-------- Material for this task

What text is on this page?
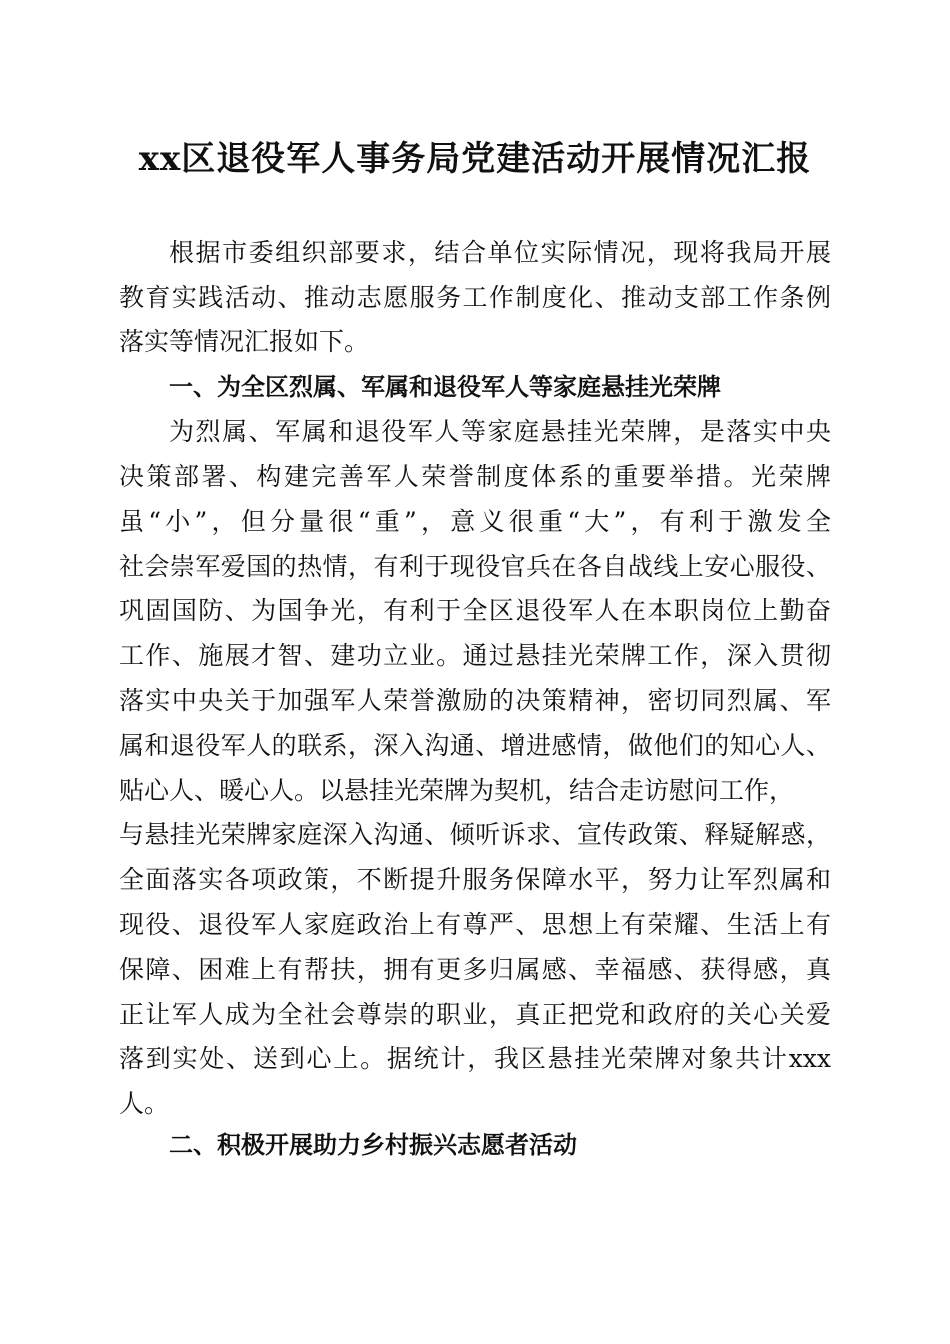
xx区退役军人事务局党建活动开展情况汇报

根据市委组织部要求，结合单位实际情况，现将我局开展

教育实践活动、推动志愿服务工作制度化、推动支部工作条例

落实等情况汇报如下。

一、为全区烈属、军属和退役军人等家庭悬挂光荣牌

为烈属、军属和退役军人等家庭悬挂光荣牌，是落实中央

决策部署、构建完善军人荣誉制度体系的重要举措。光荣牌

虽“小”，但分量很“重”，意义很重“大”，有利于激发全

社会崇军爱国的热情，有利于现役官兵在各自战线上安心服役、

巩固国防、为国争光，有利于全区退役军人在本职岗位上勤奋

工作、施展才智、建功立业。通过悬挂光荣牌工作，深入贯彻

落实中央关于加强军人荣誉激励的决策精神，密切同烈属、军

属和退役军人的联系，深入沟通、增进感情，做他们的知心人、

贴心人、暖心人。以悬挂光荣牌为契机，结合走访慰问工作，

与悬挂光荣牌家庭深入沟通、倾听诉求、宣传政策、释疑解惑，

全面落实各项政策，不断提升服务保障水平，努力让军烈属和

现役、退役军人家庭政治上有尊严、思想上有荣耀、生活上有

保障、困难上有帮扶，拥有更多归属感、幸福感、获得感，真

正让军人成为全社会尊崇的职业，真正把党和政府的关心关爱

落到实处、送到心上。据统计，我区悬挂光荣牌对象共计xxx

人。

二、积极开展助力乡村振兴志愿者活动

----------------

> [Stated exercise]: Leave out the pictures, and give all the records again exactly.

> [Exercise result]:
What text is on this page?
xx区退役军人事务局党建活动开展情况汇报

根据市委组织部要求，结合单位实际情况，现将我局开展

教育实践活动、推动志愿服务工作制度化、推动支部工作条例

落实等情况汇报如下。

一、为全区烈属、军属和退役军人等家庭悬挂光荣牌

为烈属、军属和退役军人等家庭悬挂光荣牌，是落实中央

决策部署、构建完善军人荣誉制度体系的重要举措。光荣牌

虽“小”，但分量很“重”，意义很重“大”，有利于激发全

社会崇军爱国的热情，有利于现役官兵在各自战线上安心服役、

巩固国防、为国争光，有利于全区退役军人在本职岗位上勤奋

工作、施展才智、建功立业。通过悬挂光荣牌工作，深入贯彻

落实中央关于加强军人荣誉激励的决策精神，密切同烈属、军

属和退役军人的联系，深入沟通、增进感情，做他们的知心人、

贴心人、暖心人。以悬挂光荣牌为契机，结合走访慰问工作，

与悬挂光荣牌家庭深入沟通、倾听诉求、宣传政策、释疑解惑，

全面落实各项政策，不断提升服务保障水平，努力让军烈属和

现役、退役军人家庭政治上有尊严、思想上有荣耀、生活上有

保障、困难上有帮扶，拥有更多归属感、幸福感、获得感，真

正让军人成为全社会尊崇的职业，真正把党和政府的关心关爱

落到实处、送到心上。据统计，我区悬挂光荣牌对象共计xxx

人。

二、积极开展助力乡村振兴志愿者活动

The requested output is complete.